### 节选段落

※

证明集合 $\mathbf{Z}[\sqrt{2}] = \{a + b \sqrt{2} \mid a, b \in \mathbf{Z} \}$ 对于通常的加法和乘法构成一个整环.

Answer

证明：

1. $\mathbf{Z}[\sqrt{2}]$ 对于加法有 $$(a + b\sqrt{2}) \oplus (c + d\sqrt{2}) = (a + c) + (b + d) \sqrt{2}$$

   构成交换加群，零元为 $0$. 对任意 $(a + b\sqrt{2})$ 的负（逆）元为 $-(a + b\sqrt{2})$.

2. $\mathbf{Z}[\sqrt{2}]$ 对于乘法有 $$(a + b\sqrt{2}) \otimes (c + d\sqrt{2}) = (ac) + 2 \cdot (bd) + (ad + bc)\sqrt{2}$$

   满足结合律和分配律，且满足交换律，有单位元 $1$.

3. 可以找到 $3, 2 + \sqrt{2}$ 为不可约元，$2 = (2 + \sqrt{2})(2 - \sqrt{2})$ 为可约元.

4. 若 $a + b\sqrt{2} \not ={0}$ 是零因子，则存在非零元 $c + d\sqrt{2}$ 使 $$(a + b\sqrt{2}) \otimes (c + d\sqrt{2}) = (ac + 2 \cdot bd) + (ad + bc)\sqrt{2} = 0$$

   则 $ac + 2bd = 0,\ ad + bc = 0 \Rightarrow ac^2 = (-2bd)c = 2ad^2 \Rightarrow a(c^2 - 2d^2) = 0$.

   $\therefore\ c^2 = 2d^2$.

   $\therefore\ c = \sqrt{2}d$.

   而 $c,\ d$ 是整数，$\therefore \sqrt{2} d$ 不为整数，矛盾. $\therefore$ 无零因子.

※

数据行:
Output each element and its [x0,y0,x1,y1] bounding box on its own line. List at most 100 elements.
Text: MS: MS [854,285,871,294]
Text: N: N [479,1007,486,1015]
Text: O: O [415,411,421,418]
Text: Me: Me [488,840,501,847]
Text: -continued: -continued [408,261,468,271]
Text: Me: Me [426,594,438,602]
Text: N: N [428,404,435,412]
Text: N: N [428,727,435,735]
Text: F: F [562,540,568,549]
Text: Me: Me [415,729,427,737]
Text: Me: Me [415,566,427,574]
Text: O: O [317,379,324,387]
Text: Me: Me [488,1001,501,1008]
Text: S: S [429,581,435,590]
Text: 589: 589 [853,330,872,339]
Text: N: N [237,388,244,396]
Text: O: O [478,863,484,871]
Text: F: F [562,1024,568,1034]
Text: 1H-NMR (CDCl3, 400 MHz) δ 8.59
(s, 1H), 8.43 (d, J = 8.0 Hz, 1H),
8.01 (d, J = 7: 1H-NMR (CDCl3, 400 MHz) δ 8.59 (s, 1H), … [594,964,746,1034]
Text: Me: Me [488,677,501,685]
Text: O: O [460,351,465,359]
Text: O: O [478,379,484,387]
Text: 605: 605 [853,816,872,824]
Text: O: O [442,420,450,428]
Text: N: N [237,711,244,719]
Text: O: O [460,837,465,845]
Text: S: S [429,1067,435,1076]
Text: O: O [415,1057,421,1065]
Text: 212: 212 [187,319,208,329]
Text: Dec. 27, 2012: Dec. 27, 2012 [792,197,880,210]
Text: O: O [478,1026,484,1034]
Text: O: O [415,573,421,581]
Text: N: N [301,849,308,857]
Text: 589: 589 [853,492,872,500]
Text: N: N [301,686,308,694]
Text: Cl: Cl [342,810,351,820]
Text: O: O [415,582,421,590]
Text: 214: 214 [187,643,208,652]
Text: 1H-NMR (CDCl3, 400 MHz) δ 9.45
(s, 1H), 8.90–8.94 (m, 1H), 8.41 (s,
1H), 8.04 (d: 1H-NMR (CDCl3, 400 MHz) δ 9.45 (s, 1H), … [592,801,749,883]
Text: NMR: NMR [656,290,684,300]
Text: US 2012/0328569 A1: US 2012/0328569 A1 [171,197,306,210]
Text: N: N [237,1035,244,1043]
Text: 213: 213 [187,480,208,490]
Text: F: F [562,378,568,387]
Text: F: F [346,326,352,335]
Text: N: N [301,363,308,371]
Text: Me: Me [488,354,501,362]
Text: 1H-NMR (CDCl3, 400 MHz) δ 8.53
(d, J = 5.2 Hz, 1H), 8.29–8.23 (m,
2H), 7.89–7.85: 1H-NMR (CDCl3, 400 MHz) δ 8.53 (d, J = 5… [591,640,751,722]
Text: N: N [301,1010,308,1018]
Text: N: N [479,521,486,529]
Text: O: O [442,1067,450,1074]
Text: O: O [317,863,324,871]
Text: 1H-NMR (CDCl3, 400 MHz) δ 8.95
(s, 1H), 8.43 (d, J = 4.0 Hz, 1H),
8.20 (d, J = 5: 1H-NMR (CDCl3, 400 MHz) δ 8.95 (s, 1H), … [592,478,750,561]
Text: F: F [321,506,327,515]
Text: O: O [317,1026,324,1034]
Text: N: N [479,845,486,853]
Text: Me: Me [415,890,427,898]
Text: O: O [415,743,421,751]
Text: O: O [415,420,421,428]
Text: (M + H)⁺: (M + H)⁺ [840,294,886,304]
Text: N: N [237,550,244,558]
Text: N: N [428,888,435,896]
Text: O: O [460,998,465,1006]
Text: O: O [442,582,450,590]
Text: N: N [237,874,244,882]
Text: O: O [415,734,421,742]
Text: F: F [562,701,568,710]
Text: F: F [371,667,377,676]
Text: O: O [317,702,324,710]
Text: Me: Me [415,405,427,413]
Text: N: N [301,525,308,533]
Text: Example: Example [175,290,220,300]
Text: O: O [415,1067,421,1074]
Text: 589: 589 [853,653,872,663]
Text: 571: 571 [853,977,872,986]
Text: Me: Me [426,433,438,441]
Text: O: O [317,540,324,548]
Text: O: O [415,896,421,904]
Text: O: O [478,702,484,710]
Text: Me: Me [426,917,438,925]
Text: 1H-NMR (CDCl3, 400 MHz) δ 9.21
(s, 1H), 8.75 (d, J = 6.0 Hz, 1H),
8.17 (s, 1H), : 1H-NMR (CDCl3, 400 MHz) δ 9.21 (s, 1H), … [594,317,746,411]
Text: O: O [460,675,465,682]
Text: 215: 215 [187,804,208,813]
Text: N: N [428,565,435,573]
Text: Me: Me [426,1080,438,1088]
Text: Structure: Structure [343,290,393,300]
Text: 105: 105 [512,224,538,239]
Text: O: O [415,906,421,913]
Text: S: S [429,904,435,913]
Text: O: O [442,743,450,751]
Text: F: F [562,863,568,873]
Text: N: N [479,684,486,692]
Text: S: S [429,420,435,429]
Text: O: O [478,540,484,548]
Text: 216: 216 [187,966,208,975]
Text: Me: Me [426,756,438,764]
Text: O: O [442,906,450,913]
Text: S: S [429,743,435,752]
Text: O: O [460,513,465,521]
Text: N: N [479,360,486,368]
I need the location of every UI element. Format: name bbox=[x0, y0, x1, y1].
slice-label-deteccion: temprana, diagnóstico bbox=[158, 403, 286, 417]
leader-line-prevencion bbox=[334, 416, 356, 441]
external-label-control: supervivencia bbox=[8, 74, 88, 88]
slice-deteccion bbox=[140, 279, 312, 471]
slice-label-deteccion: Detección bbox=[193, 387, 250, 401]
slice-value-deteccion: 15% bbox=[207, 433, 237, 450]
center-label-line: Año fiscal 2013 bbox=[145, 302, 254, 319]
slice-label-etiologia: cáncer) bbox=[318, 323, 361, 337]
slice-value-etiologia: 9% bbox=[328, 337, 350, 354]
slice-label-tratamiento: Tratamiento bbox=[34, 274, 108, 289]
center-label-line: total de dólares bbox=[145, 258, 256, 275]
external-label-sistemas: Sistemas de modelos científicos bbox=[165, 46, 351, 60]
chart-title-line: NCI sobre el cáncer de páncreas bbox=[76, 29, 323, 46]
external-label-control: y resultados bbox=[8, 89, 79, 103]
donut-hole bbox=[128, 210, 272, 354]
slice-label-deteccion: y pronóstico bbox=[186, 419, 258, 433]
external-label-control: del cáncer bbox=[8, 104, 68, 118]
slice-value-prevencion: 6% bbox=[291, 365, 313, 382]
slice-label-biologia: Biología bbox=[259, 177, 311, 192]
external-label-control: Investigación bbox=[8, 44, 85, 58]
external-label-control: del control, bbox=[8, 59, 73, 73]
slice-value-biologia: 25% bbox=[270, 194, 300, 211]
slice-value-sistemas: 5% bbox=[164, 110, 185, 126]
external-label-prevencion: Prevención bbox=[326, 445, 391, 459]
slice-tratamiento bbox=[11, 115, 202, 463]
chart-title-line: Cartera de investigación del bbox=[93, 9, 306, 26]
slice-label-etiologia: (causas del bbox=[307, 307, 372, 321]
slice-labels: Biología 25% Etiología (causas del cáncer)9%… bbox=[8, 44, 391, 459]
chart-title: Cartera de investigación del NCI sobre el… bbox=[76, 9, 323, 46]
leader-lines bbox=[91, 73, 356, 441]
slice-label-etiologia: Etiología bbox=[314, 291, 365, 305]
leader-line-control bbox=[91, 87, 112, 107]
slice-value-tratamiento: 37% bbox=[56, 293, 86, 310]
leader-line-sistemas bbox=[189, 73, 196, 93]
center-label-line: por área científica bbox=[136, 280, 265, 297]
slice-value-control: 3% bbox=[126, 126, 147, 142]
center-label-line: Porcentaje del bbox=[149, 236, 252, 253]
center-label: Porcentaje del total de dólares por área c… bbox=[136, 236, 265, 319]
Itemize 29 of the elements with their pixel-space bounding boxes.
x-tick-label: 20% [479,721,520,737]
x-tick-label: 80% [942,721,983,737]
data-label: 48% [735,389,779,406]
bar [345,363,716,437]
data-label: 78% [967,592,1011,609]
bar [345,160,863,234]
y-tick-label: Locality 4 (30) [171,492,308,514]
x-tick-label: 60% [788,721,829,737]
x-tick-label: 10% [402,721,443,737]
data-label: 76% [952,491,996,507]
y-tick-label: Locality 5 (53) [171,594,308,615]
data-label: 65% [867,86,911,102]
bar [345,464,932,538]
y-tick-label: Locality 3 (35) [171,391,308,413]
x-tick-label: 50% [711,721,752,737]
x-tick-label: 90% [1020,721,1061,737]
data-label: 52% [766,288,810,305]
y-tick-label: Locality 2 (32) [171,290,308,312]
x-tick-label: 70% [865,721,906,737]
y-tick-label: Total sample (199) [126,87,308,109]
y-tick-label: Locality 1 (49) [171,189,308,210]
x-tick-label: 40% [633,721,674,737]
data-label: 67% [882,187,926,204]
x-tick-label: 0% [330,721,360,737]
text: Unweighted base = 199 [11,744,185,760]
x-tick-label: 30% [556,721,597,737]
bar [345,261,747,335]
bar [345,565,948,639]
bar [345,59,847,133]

※

### 练习任务
**A)** 在关于整环的证明中，把以含有"构成交换加群，零元为 $0$. 对任意"的语句开头、以"满足结合律和分配律，且满足交换律，有单位元 $1$."结尾的部分改写一遍，并将其中的"单位元"换成"幺元"。
**B)** 列出关于整环的证明中指出乘法所满足的全部运算律。

### 问题解答
**A)**
构成交换加群，零元为 $0$. 对任意 $(a + b\sqrt{2})$ 的负（逆）元为 $-(a + b\sqrt{2})$.

2. $\mathbf{Z}[\sqrt{2}]$ 对于乘法有 $$(a + b\sqrt{2}) \otimes (c + d\sqrt{2}) = (ac) + 2 \cdot (bd) + (ad + bc)\sqrt{2}$$

   满足结合律和分配律，且满足交换律，有幺元 $1$.

**B)** 结合律、分配律、交换律。